* Start Material provided *

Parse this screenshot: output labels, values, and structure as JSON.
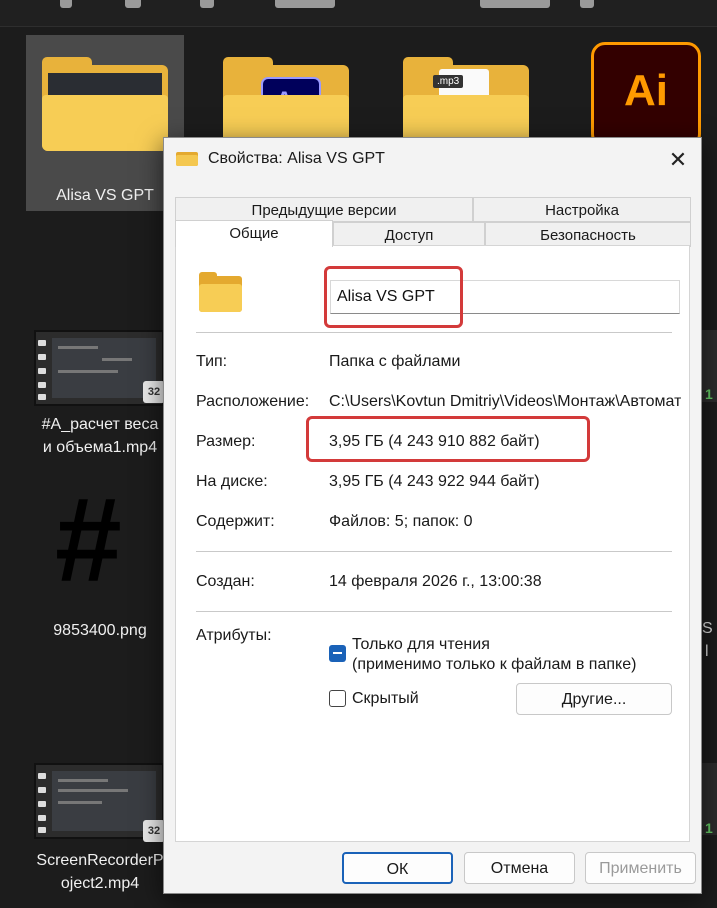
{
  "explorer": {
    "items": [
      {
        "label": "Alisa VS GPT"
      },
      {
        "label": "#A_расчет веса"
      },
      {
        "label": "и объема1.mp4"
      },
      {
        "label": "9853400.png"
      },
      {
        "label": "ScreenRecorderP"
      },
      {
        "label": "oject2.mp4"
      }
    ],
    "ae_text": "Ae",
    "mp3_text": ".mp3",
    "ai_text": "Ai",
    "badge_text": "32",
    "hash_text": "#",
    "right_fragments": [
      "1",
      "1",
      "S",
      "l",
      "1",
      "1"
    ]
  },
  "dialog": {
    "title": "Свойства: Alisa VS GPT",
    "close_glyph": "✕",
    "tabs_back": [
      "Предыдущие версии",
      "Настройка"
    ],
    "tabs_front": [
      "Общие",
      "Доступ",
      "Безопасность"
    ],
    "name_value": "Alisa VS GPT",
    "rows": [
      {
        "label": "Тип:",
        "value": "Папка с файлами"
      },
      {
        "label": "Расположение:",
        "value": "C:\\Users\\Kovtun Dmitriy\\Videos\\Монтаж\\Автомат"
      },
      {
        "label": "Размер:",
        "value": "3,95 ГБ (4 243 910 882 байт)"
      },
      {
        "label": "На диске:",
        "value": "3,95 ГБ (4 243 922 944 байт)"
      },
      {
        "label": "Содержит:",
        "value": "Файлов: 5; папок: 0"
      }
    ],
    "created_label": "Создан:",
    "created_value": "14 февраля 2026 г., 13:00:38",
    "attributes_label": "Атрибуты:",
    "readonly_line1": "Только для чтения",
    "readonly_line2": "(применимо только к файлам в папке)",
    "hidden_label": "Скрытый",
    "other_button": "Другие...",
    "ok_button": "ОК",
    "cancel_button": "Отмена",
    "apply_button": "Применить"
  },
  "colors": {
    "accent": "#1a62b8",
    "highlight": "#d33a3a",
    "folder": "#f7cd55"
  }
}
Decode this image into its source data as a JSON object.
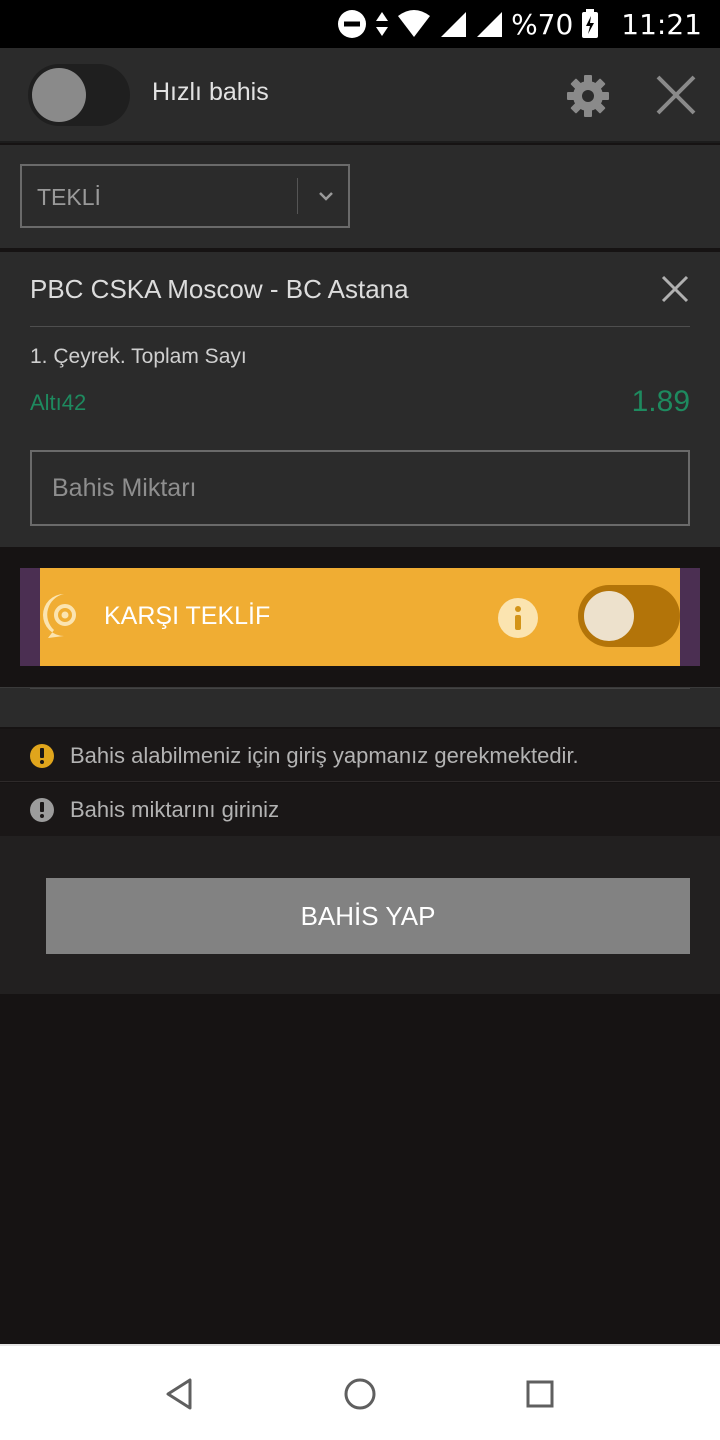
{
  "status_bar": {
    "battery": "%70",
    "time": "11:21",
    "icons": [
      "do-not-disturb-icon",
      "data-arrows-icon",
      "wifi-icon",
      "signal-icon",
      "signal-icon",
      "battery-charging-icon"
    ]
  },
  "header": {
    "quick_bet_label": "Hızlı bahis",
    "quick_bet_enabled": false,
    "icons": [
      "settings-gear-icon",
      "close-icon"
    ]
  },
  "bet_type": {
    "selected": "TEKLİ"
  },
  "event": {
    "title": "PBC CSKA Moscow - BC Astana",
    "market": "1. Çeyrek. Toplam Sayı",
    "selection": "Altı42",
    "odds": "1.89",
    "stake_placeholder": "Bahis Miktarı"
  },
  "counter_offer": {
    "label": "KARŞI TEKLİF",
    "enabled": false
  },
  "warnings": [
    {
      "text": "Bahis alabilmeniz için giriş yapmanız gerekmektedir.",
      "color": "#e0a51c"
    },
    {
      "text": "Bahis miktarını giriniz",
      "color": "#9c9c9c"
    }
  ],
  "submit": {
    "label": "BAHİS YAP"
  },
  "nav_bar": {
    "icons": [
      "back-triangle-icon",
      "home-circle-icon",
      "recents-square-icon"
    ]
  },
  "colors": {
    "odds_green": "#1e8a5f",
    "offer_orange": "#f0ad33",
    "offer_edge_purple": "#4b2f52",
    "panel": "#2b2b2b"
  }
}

* End Material provided *

> Exercise brief
How many lines in the listing above contain the string "false"? Answer with the number only.

> Full answer
2